- [Exercise objective] Extract each line where the string "тариф" shows up.

- [Exercise material]
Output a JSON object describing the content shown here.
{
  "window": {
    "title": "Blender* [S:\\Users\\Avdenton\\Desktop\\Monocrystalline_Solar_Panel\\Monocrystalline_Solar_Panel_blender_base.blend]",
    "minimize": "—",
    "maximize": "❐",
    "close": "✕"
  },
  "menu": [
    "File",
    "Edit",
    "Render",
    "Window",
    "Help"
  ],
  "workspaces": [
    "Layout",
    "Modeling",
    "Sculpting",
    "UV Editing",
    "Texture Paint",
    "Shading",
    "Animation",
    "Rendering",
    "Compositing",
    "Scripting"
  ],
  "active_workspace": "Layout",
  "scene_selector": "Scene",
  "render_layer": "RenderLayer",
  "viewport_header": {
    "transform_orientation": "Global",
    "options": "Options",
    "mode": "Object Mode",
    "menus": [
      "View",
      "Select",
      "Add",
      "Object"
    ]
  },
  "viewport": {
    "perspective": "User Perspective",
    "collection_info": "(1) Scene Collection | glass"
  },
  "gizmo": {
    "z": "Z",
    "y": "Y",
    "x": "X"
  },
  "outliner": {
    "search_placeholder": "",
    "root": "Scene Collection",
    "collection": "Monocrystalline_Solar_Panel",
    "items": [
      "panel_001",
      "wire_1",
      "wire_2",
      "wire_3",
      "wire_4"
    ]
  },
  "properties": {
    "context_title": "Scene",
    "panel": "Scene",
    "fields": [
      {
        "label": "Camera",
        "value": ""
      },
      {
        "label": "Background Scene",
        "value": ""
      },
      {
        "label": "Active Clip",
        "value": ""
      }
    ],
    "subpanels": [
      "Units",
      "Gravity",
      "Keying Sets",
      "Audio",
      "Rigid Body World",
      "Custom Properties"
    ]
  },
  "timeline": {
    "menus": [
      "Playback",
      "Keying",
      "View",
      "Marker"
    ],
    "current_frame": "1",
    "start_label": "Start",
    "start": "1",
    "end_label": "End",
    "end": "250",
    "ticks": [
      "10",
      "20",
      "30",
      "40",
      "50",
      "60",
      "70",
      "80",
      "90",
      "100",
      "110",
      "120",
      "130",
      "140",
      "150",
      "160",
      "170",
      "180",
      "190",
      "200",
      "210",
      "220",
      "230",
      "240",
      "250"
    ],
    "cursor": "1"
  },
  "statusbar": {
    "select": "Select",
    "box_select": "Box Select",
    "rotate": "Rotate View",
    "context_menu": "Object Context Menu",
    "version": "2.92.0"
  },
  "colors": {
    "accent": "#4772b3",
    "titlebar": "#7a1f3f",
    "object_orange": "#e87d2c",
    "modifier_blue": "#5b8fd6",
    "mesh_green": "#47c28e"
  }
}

...

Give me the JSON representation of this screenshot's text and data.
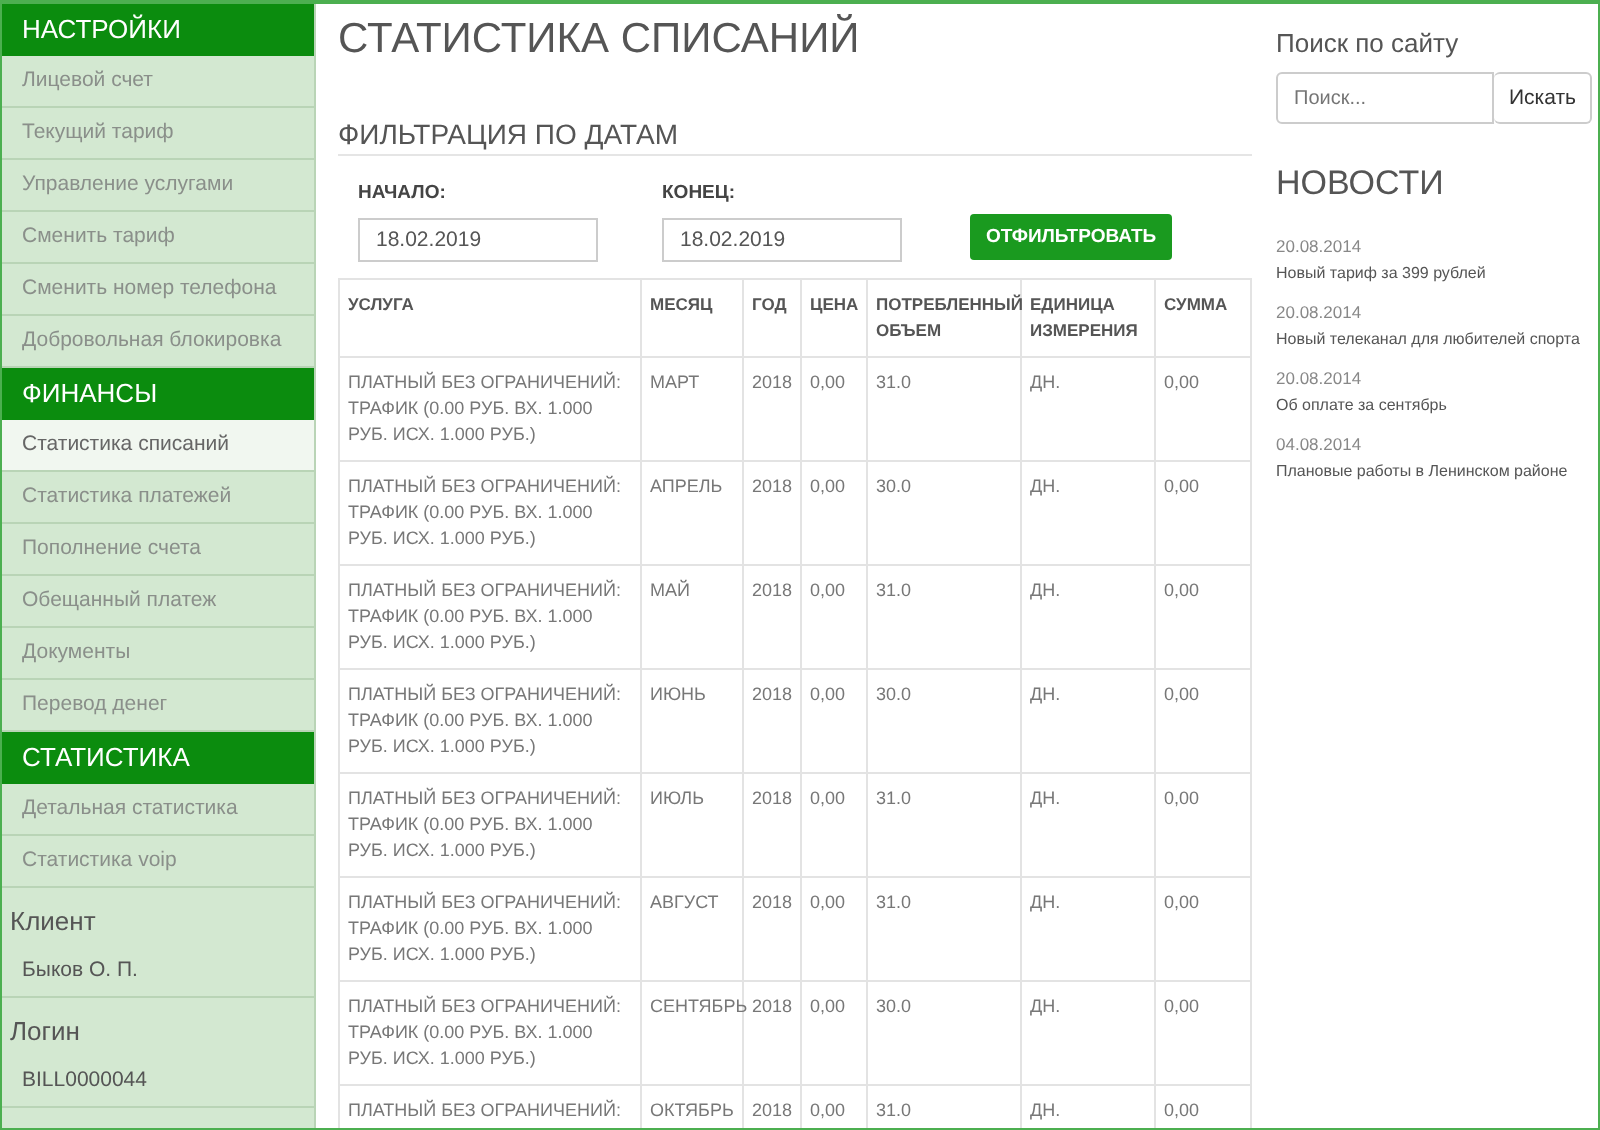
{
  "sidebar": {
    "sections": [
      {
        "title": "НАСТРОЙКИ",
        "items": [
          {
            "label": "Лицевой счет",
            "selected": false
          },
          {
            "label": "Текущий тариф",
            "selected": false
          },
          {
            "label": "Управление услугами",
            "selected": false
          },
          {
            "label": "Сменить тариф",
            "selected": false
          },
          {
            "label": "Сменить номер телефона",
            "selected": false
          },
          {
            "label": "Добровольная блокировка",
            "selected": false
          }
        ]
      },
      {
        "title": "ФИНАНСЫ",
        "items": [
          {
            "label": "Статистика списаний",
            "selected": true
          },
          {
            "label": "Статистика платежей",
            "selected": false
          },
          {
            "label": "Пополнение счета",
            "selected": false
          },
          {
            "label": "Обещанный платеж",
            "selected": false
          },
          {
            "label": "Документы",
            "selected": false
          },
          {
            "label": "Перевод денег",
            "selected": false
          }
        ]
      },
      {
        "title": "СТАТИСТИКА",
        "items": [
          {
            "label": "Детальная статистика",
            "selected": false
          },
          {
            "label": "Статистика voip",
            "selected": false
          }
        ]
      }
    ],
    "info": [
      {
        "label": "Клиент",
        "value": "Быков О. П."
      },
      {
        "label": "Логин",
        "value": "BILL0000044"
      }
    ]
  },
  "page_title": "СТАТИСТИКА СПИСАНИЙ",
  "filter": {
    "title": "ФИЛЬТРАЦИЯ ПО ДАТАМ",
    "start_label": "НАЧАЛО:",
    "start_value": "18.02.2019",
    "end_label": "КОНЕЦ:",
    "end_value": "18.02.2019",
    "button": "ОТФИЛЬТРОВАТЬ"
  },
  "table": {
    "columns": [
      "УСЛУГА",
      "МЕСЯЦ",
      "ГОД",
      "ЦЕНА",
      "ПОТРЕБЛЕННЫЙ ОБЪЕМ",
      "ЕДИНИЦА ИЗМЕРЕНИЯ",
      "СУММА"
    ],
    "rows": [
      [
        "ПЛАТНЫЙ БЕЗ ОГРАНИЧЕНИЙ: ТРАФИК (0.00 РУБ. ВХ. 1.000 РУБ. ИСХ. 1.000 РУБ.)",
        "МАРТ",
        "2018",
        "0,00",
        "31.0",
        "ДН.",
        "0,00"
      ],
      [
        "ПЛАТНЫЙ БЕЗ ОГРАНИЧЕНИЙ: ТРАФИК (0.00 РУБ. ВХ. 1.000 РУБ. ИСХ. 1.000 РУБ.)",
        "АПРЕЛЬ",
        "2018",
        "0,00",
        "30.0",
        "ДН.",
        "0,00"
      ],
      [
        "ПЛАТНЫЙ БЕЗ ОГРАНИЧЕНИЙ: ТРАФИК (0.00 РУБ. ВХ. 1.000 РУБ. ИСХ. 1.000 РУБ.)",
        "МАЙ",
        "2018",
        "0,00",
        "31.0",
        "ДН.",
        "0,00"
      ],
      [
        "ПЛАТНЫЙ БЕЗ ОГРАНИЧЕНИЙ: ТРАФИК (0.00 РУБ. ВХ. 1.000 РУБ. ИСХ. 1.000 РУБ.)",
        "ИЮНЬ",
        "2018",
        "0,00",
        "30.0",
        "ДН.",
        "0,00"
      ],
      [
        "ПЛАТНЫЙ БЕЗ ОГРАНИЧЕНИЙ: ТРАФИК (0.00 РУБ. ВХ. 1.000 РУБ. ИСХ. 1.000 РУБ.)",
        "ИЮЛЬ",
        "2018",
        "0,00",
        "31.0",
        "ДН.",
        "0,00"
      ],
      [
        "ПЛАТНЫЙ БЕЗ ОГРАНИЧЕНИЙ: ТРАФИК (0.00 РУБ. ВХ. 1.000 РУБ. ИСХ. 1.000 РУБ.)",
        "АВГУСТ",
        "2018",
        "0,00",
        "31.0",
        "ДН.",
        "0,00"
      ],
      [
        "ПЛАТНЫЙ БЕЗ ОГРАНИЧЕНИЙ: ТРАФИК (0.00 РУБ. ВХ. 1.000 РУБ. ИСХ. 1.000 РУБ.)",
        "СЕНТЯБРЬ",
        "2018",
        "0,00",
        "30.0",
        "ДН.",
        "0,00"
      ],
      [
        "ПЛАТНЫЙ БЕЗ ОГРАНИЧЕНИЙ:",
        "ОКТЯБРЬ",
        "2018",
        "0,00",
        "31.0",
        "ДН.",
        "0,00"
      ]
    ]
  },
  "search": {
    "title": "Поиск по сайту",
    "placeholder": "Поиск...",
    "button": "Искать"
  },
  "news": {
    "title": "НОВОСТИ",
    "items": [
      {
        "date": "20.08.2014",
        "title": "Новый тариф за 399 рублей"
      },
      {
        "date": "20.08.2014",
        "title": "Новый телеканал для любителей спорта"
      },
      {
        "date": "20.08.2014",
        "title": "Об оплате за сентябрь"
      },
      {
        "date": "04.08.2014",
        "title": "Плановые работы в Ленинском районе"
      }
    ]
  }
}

==

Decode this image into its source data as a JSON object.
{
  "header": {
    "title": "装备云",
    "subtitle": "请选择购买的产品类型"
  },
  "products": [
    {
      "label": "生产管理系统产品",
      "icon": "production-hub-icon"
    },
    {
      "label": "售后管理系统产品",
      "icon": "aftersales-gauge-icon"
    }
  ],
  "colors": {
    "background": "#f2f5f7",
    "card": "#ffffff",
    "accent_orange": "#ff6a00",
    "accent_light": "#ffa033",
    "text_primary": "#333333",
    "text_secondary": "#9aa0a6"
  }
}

- [Answer to this problem]
            "label": "Текущий тариф",
            "label": "Сменить тариф",
        "title": "Новый тариф за 399 рублей"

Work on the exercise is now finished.